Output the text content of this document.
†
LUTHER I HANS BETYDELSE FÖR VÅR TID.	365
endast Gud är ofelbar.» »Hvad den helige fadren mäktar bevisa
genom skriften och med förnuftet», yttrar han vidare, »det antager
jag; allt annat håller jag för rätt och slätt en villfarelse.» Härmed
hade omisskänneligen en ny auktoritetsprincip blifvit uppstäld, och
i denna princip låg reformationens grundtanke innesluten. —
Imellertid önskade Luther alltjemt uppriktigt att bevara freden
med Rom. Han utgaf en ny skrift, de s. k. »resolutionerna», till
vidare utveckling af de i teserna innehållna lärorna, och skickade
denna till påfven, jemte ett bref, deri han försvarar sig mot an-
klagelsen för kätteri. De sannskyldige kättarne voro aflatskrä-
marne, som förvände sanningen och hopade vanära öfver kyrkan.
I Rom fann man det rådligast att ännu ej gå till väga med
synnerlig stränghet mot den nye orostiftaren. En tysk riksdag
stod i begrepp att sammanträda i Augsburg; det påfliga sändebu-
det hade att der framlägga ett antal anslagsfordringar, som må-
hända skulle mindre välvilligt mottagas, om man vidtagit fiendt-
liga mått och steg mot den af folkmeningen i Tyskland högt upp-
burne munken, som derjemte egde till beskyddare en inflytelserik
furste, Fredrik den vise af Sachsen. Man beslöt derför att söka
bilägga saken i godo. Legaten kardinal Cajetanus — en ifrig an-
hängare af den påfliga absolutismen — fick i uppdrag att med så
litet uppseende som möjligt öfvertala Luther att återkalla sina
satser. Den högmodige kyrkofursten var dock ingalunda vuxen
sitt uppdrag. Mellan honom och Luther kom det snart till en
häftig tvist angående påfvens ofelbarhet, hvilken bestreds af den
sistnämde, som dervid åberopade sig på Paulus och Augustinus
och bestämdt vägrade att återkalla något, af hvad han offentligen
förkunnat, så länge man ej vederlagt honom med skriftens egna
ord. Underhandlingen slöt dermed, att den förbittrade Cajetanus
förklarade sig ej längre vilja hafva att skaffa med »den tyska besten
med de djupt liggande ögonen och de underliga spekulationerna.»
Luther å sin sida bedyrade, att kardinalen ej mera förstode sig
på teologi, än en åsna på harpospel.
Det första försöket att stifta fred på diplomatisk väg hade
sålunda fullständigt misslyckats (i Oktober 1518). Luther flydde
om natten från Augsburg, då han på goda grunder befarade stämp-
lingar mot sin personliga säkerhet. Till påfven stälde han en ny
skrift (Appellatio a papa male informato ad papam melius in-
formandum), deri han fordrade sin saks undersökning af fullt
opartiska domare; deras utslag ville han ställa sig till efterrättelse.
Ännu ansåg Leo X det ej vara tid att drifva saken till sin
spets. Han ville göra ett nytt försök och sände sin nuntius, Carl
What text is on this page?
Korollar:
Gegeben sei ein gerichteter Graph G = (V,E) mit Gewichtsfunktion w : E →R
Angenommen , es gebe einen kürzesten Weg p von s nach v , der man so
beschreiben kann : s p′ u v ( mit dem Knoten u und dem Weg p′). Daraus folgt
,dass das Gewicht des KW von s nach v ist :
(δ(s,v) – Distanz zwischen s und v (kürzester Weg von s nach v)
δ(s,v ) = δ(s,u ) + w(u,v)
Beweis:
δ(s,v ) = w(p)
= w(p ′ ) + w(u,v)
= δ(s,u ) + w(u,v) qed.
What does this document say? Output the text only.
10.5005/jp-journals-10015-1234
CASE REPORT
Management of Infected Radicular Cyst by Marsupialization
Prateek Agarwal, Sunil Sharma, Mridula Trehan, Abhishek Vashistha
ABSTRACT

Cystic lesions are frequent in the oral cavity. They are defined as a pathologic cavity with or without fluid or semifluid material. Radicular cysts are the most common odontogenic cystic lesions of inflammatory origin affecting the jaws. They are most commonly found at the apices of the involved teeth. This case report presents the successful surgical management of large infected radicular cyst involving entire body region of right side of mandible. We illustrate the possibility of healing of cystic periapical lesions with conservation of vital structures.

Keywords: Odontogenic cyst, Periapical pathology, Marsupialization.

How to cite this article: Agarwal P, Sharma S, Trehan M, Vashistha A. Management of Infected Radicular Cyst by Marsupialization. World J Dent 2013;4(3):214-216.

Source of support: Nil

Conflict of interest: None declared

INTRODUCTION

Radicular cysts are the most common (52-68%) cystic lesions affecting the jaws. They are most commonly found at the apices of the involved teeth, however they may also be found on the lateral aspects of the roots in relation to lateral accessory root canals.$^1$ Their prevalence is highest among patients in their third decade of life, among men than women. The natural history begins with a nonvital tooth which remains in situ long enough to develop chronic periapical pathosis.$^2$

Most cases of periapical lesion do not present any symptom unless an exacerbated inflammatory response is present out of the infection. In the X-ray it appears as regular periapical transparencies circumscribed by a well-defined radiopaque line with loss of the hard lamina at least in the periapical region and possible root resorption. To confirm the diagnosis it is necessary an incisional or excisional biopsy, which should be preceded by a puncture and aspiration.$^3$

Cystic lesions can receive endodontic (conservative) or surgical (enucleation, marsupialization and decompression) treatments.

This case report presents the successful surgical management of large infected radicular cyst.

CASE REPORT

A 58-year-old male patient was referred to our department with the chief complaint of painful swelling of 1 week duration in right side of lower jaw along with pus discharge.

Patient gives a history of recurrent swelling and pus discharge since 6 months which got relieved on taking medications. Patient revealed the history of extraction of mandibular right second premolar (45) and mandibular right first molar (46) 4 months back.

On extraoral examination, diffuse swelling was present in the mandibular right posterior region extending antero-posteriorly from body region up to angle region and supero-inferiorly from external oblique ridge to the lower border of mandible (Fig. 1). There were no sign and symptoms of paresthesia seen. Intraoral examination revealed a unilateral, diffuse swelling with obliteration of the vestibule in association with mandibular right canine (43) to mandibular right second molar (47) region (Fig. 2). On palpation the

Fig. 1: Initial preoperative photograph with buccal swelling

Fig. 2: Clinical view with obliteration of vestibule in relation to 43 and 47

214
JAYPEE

Task statement -> Line by line, print the listing above exactly.

Response below ->
Output the text content of this document.
†
LUTHER I HANS BETYDELSE FÖR VÅR TID.	365
endast Gud är ofelbar.» »Hvad den helige fadren mäktar bevisa
genom skriften och med förnuftet», yttrar han vidare, »det antager
jag; allt annat håller jag för rätt och slätt en villfarelse.» Härmed
hade omisskänneligen en ny auktoritetsprincip blifvit uppstäld, och
i denna princip låg reformationens grundtanke innesluten. —
Imellertid önskade Luther alltjemt uppriktigt att bevara freden
med Rom. Han utgaf en ny skrift, de s. k. »resolutionerna», till
vidare utveckling af de i teserna innehållna lärorna, och skickade
denna till påfven, jemte ett bref, deri han försvarar sig mot an-
klagelsen för kätteri. De sannskyldige kättarne voro aflatskrä-
marne, som förvände sanningen och hopade vanära öfver kyrkan.
I Rom fann man det rådligast att ännu ej gå till väga med
synnerlig stränghet mot den nye orostiftaren. En tysk riksdag
stod i begrepp att sammanträda i Augsburg; det påfliga sändebu-
det hade att der framlägga ett antal anslagsfordringar, som må-
hända skulle mindre välvilligt mottagas, om man vidtagit fiendt-
liga mått och steg mot den af folkmeningen i Tyskland högt upp-
burne munken, som derjemte egde till beskyddare en inflytelserik
furste, Fredrik den vise af Sachsen. Man beslöt derför att söka
bilägga saken i godo. Legaten kardinal Cajetanus — en ifrig an-
hängare af den påfliga absolutismen — fick i uppdrag att med så
litet uppseende som möjligt öfvertala Luther att återkalla sina
satser. Den högmodige kyrkofursten var dock ingalunda vuxen
sitt uppdrag. Mellan honom och Luther kom det snart till en
häftig tvist angående påfvens ofelbarhet, hvilken bestreds af den
sistnämde, som dervid åberopade sig på Paulus och Augustinus
och bestämdt vägrade att återkalla något, af hvad han offentligen
förkunnat, så länge man ej vederlagt honom med skriftens egna
ord. Underhandlingen slöt dermed, att den förbittrade Cajetanus
förklarade sig ej längre vilja hafva att skaffa med »den tyska besten
med de djupt liggande ögonen och de underliga spekulationerna.»
Luther å sin sida bedyrade, att kardinalen ej mera förstode sig
på teologi, än en åsna på harpospel.
Det första försöket att stifta fred på diplomatisk väg hade
sålunda fullständigt misslyckats (i Oktober 1518). Luther flydde
om natten från Augsburg, då han på goda grunder befarade stämp-
lingar mot sin personliga säkerhet. Till påfven stälde han en ny
skrift (Appellatio a papa male informato ad papam melius in-
formandum), deri han fordrade sin saks undersökning af fullt
opartiska domare; deras utslag ville han ställa sig till efterrättelse.
Ännu ansåg Leo X det ej vara tid att drifva saken till sin
spets. Han ville göra ett nytt försök och sände sin nuntius, Carl
What text is on this page?
Korollar:
Gegeben sei ein gerichteter Graph G = (V,E) mit Gewichtsfunktion w : E →R
Angenommen , es gebe einen kürzesten Weg p von s nach v , der man so
beschreiben kann : s p′ u v ( mit dem Knoten u und dem Weg p′). Daraus folgt
,dass das Gewicht des KW von s nach v ist :
(δ(s,v) – Distanz zwischen s und v (kürzester Weg von s nach v)
δ(s,v ) = δ(s,u ) + w(u,v)
Beweis:
δ(s,v ) = w(p)
= w(p ′ ) + w(u,v)
= δ(s,u ) + w(u,v) qed.
What does this document say? Output the text only.
10.5005/jp-journals-10015-1234
CASE REPORT
Management of Infected Radicular Cyst by Marsupialization
Prateek Agarwal, Sunil Sharma, Mridula Trehan, Abhishek Vashistha
ABSTRACT

Cystic lesions are frequent in the oral cavity. They are defined as a pathologic cavity with or without fluid or semifluid material. Radicular cysts are the most common odontogenic cystic lesions of inflammatory origin affecting the jaws. They are most commonly found at the apices of the involved teeth. This case report presents the successful surgical management of large infected radicular cyst involving entire body region of right side of mandible. We illustrate the possibility of healing of cystic periapical lesions with conservation of vital structures.

Keywords: Odontogenic cyst, Periapical pathology, Marsupialization.

How to cite this article: Agarwal P, Sharma S, Trehan M, Vashistha A. Management of Infected Radicular Cyst by Marsupialization. World J Dent 2013;4(3):214-216.

Source of support: Nil

Conflict of interest: None declared

INTRODUCTION

Radicular cysts are the most common (52-68%) cystic lesions affecting the jaws. They are most commonly found at the apices of the involved teeth, however they may also be found on the lateral aspects of the roots in relation to lateral accessory root canals.$^1$ Their prevalence is highest among patients in their third decade of life, among men than women. The natural history begins with a nonvital tooth which remains in situ long enough to develop chronic periapical pathosis.$^2$

Most cases of periapical lesion do not present any symptom unless an exacerbated inflammatory response is present out of the infection. In the X-ray it appears as regular periapical transparencies circumscribed by a well-defined radiopaque line with loss of the hard lamina at least in the periapical region and possible root resorption. To confirm the diagnosis it is necessary an incisional or excisional biopsy, which should be preceded by a puncture and aspiration.$^3$

Cystic lesions can receive endodontic (conservative) or surgical (enucleation, marsupialization and decompression) treatments.

This case report presents the successful surgical management of large infected radicular cyst.

CASE REPORT

A 58-year-old male patient was referred to our department with the chief complaint of painful swelling of 1 week duration in right side of lower jaw along with pus discharge.

Patient gives a history of recurrent swelling and pus discharge since 6 months which got relieved on taking medications. Patient revealed the history of extraction of mandibular right second premolar (45) and mandibular right first molar (46) 4 months back.

On extraoral examination, diffuse swelling was present in the mandibular right posterior region extending antero-posteriorly from body region up to angle region and supero-inferiorly from external oblique ridge to the lower border of mandible (Fig. 1). There were no sign and symptoms of paresthesia seen. Intraoral examination revealed a unilateral, diffuse swelling with obliteration of the vestibule in association with mandibular right canine (43) to mandibular right second molar (47) region (Fig. 2). On palpation the

Fig. 1: Initial preoperative photograph with buccal swelling

Fig. 2: Clinical view with obliteration of vestibule in relation to 43 and 47

214
JAYPEE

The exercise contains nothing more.